→ What you should do
Copy out each line of the listing that has the word "more" in it.

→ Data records

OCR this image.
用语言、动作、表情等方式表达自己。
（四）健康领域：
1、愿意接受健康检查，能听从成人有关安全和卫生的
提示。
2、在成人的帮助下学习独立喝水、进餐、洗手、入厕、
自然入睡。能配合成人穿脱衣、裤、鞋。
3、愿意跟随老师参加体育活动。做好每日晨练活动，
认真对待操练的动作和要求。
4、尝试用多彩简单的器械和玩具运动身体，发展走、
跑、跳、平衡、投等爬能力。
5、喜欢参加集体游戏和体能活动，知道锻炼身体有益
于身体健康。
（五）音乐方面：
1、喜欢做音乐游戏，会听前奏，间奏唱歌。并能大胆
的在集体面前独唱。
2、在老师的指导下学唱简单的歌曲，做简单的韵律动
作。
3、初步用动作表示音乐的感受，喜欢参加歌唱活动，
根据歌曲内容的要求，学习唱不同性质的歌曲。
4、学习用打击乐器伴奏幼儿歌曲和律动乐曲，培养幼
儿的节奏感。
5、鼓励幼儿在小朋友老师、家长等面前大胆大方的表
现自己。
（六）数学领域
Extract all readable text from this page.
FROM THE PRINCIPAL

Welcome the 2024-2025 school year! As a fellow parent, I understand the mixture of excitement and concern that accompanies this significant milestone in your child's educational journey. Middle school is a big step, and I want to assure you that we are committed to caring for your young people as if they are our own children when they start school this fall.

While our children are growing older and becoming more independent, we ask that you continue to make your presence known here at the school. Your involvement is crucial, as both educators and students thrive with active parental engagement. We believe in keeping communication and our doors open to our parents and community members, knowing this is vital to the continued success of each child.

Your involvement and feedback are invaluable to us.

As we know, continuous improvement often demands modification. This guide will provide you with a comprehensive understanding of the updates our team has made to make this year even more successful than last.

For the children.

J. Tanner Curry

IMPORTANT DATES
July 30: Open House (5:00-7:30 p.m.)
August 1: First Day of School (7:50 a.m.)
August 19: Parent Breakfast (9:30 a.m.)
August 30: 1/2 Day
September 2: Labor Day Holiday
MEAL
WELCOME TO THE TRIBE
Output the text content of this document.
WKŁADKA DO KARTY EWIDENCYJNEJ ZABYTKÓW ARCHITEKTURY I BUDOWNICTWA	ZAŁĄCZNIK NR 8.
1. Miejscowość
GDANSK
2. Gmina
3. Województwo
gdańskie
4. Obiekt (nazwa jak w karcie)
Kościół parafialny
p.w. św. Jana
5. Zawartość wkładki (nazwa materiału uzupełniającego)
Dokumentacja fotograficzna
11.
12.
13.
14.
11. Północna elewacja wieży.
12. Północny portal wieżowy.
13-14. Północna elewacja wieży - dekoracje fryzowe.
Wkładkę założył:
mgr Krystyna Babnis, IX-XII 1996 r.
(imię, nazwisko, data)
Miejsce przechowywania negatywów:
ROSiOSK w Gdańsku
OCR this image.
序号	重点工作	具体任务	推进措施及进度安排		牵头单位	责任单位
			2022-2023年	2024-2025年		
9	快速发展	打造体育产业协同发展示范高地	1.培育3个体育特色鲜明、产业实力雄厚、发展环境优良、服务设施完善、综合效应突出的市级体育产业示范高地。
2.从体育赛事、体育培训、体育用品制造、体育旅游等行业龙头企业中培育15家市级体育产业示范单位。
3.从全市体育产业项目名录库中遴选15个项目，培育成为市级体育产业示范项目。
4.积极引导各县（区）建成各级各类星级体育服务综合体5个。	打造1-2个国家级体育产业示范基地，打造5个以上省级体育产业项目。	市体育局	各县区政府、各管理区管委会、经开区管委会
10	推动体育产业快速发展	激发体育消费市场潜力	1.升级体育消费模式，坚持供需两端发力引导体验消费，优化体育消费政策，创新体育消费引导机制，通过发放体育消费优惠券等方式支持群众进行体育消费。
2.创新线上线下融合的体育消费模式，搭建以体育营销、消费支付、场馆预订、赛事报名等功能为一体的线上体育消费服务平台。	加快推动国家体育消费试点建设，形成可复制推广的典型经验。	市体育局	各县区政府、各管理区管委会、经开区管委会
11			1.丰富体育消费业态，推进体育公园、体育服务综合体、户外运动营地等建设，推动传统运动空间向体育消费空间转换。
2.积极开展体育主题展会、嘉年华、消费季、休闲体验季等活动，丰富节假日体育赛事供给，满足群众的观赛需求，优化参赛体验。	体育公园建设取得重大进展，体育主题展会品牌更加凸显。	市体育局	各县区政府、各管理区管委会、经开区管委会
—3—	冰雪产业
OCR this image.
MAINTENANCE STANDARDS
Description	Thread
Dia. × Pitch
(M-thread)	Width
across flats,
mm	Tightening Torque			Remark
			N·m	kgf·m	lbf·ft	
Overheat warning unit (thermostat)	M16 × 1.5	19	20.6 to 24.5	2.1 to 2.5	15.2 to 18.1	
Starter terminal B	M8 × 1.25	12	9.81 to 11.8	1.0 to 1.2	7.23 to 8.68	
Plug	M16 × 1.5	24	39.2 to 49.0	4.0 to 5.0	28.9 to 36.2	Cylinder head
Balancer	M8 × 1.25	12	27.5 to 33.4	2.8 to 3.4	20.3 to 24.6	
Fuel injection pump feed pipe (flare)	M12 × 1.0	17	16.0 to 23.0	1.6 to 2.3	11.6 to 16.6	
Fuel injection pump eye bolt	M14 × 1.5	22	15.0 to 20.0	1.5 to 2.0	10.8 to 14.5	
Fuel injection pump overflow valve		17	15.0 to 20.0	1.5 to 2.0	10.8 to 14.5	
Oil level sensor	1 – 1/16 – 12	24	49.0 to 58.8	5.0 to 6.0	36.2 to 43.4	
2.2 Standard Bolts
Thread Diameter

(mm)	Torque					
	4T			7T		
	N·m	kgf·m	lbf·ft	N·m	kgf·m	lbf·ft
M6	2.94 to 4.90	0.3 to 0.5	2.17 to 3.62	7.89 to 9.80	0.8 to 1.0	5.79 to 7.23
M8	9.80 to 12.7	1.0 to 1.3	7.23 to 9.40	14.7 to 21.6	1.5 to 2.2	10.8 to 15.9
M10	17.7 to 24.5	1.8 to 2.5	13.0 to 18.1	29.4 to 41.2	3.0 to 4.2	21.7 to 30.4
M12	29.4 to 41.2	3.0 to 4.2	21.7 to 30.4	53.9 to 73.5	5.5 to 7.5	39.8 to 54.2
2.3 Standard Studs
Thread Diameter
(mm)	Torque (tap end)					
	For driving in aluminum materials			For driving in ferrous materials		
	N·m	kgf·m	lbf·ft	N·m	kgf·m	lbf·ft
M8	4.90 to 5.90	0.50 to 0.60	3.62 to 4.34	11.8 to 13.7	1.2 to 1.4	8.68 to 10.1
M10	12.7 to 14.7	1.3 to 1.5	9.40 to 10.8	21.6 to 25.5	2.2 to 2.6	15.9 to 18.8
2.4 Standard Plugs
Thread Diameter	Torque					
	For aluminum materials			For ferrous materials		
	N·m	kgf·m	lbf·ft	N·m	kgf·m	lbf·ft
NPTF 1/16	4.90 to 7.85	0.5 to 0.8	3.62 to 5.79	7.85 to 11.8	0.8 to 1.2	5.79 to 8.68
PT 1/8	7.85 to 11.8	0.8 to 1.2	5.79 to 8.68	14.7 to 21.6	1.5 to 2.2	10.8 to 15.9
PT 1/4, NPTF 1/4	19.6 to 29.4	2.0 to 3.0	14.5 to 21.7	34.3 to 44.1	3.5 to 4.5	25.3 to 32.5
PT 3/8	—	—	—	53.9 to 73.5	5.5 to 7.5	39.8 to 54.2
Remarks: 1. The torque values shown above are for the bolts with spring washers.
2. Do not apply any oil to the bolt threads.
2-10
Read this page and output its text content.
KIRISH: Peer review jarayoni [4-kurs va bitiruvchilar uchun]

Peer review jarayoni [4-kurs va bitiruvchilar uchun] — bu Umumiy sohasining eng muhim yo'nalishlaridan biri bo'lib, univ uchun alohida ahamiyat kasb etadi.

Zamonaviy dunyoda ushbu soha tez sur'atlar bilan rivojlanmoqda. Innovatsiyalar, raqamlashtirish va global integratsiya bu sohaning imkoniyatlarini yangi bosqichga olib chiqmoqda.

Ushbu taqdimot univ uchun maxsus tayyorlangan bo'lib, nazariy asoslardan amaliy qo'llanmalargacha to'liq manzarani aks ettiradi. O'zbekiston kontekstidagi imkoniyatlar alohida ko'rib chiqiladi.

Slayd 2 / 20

→ Task solution
While our children are growing older and becoming more independent, we ask that you continue to make your presence known here at the school. Your involvement is crucial, as both educators and students thrive with active parental engagement. We believe in keeping communication and our doors open to our parents and community members, knowing this is vital to the continued success of each child.
As we know, continuous improvement often demands modification. This guide will provide you with a comprehensive understanding of the updates our team has made to make this year even more successful than last.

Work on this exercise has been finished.